### WRITTEN INSTRUCTION
Draw out every line with the word "thang" from the listing below.

### DATA EXCERPTS
START

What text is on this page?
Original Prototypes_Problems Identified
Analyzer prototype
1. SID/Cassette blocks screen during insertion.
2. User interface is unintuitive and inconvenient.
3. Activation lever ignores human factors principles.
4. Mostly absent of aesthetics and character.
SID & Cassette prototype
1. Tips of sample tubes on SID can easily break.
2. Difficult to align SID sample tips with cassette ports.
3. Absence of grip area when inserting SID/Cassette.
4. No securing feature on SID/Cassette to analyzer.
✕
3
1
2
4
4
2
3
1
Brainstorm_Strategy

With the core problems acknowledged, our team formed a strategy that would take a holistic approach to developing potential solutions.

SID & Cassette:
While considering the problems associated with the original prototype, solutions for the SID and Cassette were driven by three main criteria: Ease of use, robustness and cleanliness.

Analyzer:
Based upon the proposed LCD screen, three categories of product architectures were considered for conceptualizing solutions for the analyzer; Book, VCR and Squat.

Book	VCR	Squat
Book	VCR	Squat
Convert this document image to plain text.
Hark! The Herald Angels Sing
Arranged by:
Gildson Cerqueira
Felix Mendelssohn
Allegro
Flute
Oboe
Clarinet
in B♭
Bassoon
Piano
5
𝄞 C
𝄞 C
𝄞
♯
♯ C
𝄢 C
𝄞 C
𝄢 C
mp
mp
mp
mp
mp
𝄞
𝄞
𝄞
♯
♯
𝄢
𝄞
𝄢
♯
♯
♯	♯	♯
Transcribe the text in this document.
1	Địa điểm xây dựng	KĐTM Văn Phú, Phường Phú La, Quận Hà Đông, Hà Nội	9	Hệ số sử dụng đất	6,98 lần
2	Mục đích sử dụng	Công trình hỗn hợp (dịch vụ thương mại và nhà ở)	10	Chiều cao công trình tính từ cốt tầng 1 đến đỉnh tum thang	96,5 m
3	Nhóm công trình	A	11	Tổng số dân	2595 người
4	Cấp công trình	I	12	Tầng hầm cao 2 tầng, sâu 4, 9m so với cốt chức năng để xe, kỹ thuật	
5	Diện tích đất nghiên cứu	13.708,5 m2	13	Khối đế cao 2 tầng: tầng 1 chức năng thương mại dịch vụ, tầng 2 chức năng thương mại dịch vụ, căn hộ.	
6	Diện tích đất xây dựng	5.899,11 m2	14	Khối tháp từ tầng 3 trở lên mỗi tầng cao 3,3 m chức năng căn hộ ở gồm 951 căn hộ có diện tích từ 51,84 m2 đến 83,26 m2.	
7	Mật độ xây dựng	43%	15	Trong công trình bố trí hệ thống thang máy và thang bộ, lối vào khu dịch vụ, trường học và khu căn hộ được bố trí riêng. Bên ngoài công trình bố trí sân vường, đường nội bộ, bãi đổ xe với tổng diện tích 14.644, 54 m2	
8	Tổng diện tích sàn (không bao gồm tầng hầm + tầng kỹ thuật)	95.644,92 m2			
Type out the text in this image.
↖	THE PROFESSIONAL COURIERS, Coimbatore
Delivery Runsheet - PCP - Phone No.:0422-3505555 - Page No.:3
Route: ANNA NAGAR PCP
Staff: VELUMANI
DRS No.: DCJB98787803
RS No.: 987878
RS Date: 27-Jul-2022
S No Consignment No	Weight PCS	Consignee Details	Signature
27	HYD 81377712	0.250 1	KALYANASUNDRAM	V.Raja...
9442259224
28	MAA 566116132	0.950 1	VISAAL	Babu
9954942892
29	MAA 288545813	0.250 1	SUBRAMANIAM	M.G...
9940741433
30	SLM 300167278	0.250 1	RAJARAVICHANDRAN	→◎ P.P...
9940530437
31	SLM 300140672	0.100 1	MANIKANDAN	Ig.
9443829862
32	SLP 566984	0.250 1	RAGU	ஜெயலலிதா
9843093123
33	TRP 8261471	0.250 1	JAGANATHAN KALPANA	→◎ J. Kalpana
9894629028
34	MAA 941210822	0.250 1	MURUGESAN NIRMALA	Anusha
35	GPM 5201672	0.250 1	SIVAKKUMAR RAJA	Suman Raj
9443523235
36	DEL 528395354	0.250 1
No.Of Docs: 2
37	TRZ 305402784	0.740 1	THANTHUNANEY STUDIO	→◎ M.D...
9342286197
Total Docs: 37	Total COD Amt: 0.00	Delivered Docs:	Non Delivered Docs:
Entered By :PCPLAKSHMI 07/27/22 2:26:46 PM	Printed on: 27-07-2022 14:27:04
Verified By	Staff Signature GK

END

### COMPLETED TASK
2	Mục đích sử dụng	Công trình hỗn hợp (dịch vụ thương mại và nhà ở)	10	Chiều cao công trình tính từ cốt tầng 1 đến đỉnh tum thang	96,5 m
7	Mật độ xây dựng	43%	15	Trong công trình bố trí hệ thống thang máy và thang bộ, lối vào khu dịch vụ, trường học và khu căn hộ được bố trí riêng. Bên ngoài công trình bố trí sân vường, đường nội bộ, bãi đổ xe với tổng diện tích 14.644, 54 m2	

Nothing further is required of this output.